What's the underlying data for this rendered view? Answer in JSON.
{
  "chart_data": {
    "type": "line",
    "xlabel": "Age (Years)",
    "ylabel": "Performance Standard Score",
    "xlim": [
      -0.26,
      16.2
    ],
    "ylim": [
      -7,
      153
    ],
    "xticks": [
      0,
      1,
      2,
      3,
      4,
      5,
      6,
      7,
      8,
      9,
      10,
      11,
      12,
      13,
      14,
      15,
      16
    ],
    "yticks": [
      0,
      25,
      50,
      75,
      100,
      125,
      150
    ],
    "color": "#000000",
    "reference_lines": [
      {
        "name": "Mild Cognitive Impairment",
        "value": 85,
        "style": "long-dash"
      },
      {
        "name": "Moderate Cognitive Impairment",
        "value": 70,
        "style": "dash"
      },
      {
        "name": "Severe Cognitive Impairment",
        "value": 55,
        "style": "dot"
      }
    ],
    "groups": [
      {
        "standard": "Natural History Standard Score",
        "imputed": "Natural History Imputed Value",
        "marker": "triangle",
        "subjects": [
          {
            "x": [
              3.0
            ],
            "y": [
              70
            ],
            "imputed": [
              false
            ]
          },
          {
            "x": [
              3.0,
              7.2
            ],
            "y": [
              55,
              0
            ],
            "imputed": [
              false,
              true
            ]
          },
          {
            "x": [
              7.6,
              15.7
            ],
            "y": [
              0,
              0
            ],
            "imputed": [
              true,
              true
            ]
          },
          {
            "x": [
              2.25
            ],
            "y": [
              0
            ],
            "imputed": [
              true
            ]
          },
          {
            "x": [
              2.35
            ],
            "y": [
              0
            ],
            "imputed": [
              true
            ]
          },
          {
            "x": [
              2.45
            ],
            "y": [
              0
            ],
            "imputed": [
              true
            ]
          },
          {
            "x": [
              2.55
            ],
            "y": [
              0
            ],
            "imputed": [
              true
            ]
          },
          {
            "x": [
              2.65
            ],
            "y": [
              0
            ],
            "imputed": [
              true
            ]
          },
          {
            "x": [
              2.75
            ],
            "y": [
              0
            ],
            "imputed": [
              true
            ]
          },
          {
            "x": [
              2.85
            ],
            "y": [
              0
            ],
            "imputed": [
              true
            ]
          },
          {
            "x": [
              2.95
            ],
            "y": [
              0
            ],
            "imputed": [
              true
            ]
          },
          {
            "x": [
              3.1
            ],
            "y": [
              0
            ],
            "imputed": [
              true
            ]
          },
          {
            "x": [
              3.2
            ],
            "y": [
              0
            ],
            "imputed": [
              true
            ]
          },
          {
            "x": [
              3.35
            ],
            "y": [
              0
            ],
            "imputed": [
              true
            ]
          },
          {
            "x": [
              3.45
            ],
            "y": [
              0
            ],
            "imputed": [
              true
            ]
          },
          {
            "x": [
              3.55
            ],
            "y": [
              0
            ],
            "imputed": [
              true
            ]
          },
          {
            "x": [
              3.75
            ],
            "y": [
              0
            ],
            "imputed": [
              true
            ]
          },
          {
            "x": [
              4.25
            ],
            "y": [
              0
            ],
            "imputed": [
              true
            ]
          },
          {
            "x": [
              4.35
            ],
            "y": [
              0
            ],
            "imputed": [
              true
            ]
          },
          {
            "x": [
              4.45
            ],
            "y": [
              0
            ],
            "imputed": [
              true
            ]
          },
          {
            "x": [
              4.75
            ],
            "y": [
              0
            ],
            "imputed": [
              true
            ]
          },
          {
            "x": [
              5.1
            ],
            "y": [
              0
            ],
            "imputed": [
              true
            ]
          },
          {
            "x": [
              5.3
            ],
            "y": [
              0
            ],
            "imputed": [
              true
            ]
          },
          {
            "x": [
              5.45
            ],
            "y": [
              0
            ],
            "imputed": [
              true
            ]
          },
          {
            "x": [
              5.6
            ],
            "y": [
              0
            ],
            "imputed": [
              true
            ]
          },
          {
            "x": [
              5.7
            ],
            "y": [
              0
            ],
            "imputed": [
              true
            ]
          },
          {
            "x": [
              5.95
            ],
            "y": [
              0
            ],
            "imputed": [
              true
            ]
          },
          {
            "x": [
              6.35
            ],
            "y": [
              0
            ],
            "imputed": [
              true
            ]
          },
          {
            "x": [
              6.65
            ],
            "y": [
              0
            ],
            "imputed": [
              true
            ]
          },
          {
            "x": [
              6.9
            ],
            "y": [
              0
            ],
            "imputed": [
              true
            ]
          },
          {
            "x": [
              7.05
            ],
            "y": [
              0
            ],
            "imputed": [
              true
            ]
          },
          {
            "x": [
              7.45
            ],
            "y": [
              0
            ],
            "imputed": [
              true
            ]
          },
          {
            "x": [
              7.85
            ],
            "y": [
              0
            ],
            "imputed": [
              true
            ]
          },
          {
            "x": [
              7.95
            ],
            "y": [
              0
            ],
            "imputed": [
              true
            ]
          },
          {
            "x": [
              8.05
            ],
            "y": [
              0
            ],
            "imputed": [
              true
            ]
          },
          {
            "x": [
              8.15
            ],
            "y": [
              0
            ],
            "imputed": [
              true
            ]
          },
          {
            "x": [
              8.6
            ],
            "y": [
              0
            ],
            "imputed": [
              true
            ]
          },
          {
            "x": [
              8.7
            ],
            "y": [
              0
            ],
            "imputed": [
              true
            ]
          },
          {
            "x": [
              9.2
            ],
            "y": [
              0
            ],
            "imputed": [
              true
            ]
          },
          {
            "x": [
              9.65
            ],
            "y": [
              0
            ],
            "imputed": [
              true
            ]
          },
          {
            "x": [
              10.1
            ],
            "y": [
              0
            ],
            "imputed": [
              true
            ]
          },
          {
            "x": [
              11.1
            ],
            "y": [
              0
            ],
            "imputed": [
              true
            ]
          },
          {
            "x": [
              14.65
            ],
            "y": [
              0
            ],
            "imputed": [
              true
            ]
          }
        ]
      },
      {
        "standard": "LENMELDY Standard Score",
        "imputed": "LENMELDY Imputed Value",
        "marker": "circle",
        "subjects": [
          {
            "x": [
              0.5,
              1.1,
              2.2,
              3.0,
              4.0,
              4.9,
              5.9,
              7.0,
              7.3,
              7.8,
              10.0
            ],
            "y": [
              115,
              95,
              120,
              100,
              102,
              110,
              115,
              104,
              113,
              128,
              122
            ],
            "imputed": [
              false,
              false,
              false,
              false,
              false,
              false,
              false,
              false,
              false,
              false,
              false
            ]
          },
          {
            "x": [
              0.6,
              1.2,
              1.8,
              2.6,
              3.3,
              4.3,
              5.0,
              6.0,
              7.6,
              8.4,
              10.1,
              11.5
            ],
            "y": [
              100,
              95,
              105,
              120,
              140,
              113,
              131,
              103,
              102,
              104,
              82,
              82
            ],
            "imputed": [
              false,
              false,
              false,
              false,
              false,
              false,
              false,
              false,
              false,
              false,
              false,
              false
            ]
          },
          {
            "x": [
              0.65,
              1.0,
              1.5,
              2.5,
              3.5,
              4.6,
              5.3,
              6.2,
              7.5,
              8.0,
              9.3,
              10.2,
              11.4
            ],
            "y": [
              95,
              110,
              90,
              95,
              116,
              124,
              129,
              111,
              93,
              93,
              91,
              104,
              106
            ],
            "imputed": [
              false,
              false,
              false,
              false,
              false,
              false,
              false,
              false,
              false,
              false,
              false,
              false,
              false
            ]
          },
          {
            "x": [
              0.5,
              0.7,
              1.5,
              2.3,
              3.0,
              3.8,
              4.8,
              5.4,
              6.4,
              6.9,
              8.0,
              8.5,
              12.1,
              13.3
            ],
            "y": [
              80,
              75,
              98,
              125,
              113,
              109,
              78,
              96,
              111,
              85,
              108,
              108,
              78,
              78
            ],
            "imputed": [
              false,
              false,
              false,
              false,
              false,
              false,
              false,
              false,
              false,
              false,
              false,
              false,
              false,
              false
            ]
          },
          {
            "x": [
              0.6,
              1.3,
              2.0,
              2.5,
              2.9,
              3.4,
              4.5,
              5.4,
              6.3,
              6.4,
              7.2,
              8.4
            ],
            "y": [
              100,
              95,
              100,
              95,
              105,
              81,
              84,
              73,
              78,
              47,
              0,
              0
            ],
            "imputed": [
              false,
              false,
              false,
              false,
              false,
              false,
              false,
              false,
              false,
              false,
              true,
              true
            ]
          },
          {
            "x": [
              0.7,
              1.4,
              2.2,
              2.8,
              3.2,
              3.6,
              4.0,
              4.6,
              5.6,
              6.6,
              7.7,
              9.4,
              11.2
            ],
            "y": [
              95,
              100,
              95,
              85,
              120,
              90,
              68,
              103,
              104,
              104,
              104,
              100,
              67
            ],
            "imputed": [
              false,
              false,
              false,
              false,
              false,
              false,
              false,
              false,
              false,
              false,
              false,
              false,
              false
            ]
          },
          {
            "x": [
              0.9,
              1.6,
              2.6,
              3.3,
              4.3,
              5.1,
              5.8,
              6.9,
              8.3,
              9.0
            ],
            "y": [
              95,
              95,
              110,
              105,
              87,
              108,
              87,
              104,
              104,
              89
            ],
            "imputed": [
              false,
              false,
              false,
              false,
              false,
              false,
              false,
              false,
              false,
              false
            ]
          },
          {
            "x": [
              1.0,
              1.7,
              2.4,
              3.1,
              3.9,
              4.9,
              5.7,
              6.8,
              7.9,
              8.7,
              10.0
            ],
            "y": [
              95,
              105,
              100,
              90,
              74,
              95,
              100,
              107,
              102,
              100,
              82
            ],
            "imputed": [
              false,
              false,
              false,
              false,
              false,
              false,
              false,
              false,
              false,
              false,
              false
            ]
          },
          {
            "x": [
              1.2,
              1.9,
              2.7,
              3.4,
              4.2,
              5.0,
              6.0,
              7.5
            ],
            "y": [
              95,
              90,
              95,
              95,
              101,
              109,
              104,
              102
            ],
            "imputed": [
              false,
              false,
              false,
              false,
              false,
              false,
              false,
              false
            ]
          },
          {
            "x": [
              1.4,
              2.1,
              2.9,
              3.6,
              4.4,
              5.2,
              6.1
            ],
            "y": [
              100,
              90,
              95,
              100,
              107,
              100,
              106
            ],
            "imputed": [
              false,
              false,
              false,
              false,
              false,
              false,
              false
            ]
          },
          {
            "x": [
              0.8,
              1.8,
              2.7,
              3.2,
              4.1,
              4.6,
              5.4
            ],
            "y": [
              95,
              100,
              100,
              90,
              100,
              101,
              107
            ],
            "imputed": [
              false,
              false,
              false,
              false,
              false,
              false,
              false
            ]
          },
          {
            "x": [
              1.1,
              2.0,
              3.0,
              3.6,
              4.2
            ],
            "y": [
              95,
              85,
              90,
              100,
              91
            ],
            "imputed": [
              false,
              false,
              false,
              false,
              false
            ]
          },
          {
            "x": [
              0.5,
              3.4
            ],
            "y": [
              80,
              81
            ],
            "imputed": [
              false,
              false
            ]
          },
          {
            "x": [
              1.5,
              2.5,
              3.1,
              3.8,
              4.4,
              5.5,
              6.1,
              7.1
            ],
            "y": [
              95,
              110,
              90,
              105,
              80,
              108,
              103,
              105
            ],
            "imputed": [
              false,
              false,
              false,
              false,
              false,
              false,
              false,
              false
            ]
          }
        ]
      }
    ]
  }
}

•••••

Short task: Tally the lines of the material above that contain the word "style" and report the total alone.

Written answer: 3